Which lines below hold the word "JSON"? Report each one.

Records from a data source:
>> start

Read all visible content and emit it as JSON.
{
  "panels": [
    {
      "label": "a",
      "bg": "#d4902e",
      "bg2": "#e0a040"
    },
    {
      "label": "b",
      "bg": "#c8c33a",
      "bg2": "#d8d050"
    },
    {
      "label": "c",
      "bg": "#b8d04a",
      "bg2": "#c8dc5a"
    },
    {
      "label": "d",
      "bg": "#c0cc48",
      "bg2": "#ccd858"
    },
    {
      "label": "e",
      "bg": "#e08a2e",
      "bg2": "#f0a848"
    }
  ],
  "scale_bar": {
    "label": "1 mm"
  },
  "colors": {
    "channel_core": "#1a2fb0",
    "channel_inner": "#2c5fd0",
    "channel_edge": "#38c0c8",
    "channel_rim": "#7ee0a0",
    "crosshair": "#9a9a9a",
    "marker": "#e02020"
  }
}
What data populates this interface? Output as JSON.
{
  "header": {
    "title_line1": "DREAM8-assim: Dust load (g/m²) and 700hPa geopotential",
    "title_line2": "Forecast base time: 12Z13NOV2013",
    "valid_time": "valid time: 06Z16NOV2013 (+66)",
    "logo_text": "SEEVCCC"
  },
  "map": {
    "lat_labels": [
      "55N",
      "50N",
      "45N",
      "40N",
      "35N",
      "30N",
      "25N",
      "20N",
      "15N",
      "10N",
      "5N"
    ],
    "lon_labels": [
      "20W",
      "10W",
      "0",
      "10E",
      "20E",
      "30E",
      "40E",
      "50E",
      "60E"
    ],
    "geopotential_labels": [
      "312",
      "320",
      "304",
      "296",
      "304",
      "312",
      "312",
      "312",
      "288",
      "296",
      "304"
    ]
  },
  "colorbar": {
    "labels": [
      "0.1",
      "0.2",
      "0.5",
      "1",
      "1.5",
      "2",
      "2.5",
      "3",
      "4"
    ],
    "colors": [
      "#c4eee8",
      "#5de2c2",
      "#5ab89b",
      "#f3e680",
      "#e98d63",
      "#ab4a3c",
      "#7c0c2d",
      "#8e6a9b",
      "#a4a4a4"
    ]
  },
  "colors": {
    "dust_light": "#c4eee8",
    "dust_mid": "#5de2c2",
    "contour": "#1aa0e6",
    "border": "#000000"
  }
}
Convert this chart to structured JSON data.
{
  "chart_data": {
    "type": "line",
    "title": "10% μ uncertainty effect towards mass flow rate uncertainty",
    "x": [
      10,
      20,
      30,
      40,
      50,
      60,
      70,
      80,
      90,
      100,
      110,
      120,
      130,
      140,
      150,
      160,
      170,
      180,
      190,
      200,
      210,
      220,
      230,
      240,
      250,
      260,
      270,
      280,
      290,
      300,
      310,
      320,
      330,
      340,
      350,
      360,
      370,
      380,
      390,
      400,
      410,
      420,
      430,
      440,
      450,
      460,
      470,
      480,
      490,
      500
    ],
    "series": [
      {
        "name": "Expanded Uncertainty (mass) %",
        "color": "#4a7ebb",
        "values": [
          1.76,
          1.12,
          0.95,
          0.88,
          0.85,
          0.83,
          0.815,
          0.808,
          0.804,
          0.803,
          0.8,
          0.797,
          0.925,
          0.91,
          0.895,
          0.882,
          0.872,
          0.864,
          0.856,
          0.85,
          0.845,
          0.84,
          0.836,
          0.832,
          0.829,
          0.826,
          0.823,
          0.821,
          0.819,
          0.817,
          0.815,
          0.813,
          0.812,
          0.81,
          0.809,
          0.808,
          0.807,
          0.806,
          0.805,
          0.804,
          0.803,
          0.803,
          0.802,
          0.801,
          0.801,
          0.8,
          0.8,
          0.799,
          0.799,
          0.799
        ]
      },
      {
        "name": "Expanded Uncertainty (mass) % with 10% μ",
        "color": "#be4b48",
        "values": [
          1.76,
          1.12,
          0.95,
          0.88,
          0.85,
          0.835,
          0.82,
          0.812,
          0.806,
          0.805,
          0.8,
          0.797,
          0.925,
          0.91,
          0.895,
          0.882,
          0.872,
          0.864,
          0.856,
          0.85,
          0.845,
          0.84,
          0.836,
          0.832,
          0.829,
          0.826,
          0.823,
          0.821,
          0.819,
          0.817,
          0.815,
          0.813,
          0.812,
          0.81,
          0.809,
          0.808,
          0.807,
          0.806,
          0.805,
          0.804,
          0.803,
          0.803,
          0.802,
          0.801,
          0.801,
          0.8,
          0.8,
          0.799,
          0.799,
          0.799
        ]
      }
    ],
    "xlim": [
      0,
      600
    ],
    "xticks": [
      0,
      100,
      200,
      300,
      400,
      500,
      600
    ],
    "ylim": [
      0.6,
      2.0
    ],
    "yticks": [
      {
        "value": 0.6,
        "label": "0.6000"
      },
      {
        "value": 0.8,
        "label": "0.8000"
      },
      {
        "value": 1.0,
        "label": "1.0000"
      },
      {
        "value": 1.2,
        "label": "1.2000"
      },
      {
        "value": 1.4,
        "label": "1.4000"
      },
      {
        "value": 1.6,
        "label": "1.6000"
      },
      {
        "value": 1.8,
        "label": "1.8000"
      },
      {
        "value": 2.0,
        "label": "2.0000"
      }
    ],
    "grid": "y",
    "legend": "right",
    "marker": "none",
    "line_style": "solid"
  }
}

>> end

Answer to the exercise:
Read all visible content and emit it as JSON.
What data populates this interface? Output as JSON.
Convert this chart to structured JSON data.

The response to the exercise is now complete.